(Dataset items)
>> begin
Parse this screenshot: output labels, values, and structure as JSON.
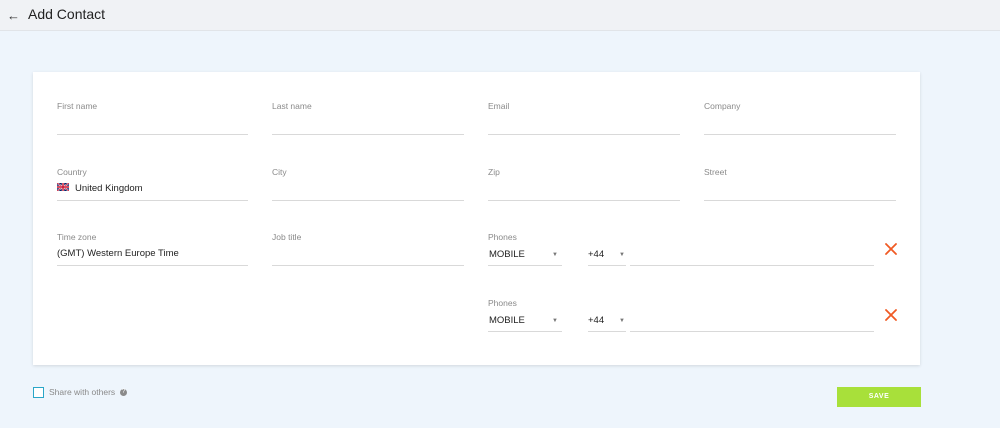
{
  "header": {
    "back_icon": "arrow-left-icon",
    "title": "Add Contact"
  },
  "form": {
    "first_name": {
      "label": "First name",
      "value": ""
    },
    "last_name": {
      "label": "Last name",
      "value": ""
    },
    "email": {
      "label": "Email",
      "value": ""
    },
    "company": {
      "label": "Company",
      "value": ""
    },
    "country": {
      "label": "Country",
      "value": "United Kingdom",
      "flag_icon": "uk-flag-icon"
    },
    "city": {
      "label": "City",
      "value": ""
    },
    "zip": {
      "label": "Zip",
      "value": ""
    },
    "street": {
      "label": "Street",
      "value": ""
    },
    "timezone": {
      "label": "Time zone",
      "value": "(GMT) Western Europe Time"
    },
    "job_title": {
      "label": "Job title",
      "value": ""
    },
    "phones": [
      {
        "label": "Phones",
        "type": "MOBILE",
        "code": "+44",
        "number": ""
      },
      {
        "label": "Phones",
        "type": "MOBILE",
        "code": "+44",
        "number": ""
      }
    ]
  },
  "footer": {
    "share_label": "Share with others",
    "help_icon": "question-circle-icon",
    "save_label": "SAVE"
  },
  "colors": {
    "accent_save": "#a8e03a",
    "remove_x": "#f05a24",
    "checkbox_border": "#2aa6c8",
    "page_bg": "#eef5fc"
  }
}
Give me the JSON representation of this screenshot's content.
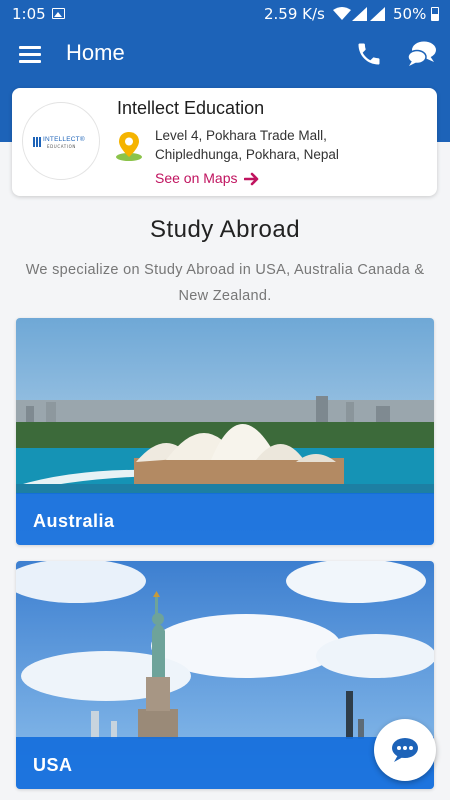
{
  "status_bar": {
    "time": "1:05",
    "net_speed": "2.59 K/s",
    "battery": "50%"
  },
  "app_bar": {
    "title": "Home"
  },
  "institution": {
    "name": "Intellect Education",
    "address_line1": "Level 4, Pokhara Trade Mall,",
    "address_line2": "Chipledhunga, Pokhara, Nepal",
    "maps_link": "See on Maps",
    "logo_text": "INTELLECT®",
    "logo_subtext": "EDUCATION"
  },
  "study_abroad": {
    "title": "Study Abroad",
    "description": "We specialize on Study Abroad in USA, Australia Canada & New Zealand."
  },
  "countries": [
    {
      "name": "Australia"
    },
    {
      "name": "USA"
    }
  ],
  "colors": {
    "primary": "#1d63b8",
    "accent_link": "#c0135f",
    "card_label": "#146edc"
  },
  "icons": {
    "menu": "menu-icon",
    "phone": "phone-icon",
    "chat": "chat-bubbles-icon",
    "location": "map-pin-icon",
    "fab": "chat-fab-icon"
  }
}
>> end
## THE EXERCISE
Drop the pictures, then reproduce exactly the lines from the one with "Give me the" through the final line of the listing.

## THE RESPONSE
Give me the JSON representation of this screenshot's content.
{
  "status_bar": {
    "time": "1:05",
    "net_speed": "2.59 K/s",
    "battery": "50%"
  },
  "app_bar": {
    "title": "Home"
  },
  "institution": {
    "name": "Intellect Education",
    "address_line1": "Level 4, Pokhara Trade Mall,",
    "address_line2": "Chipledhunga, Pokhara, Nepal",
    "maps_link": "See on Maps",
    "logo_text": "INTELLECT®",
    "logo_subtext": "EDUCATION"
  },
  "study_abroad": {
    "title": "Study Abroad",
    "description": "We specialize on Study Abroad in USA, Australia Canada & New Zealand."
  },
  "countries": [
    {
      "name": "Australia"
    },
    {
      "name": "USA"
    }
  ],
  "colors": {
    "primary": "#1d63b8",
    "accent_link": "#c0135f",
    "card_label": "#146edc"
  },
  "icons": {
    "menu": "menu-icon",
    "phone": "phone-icon",
    "chat": "chat-bubbles-icon",
    "location": "map-pin-icon",
    "fab": "chat-fab-icon"
  }
}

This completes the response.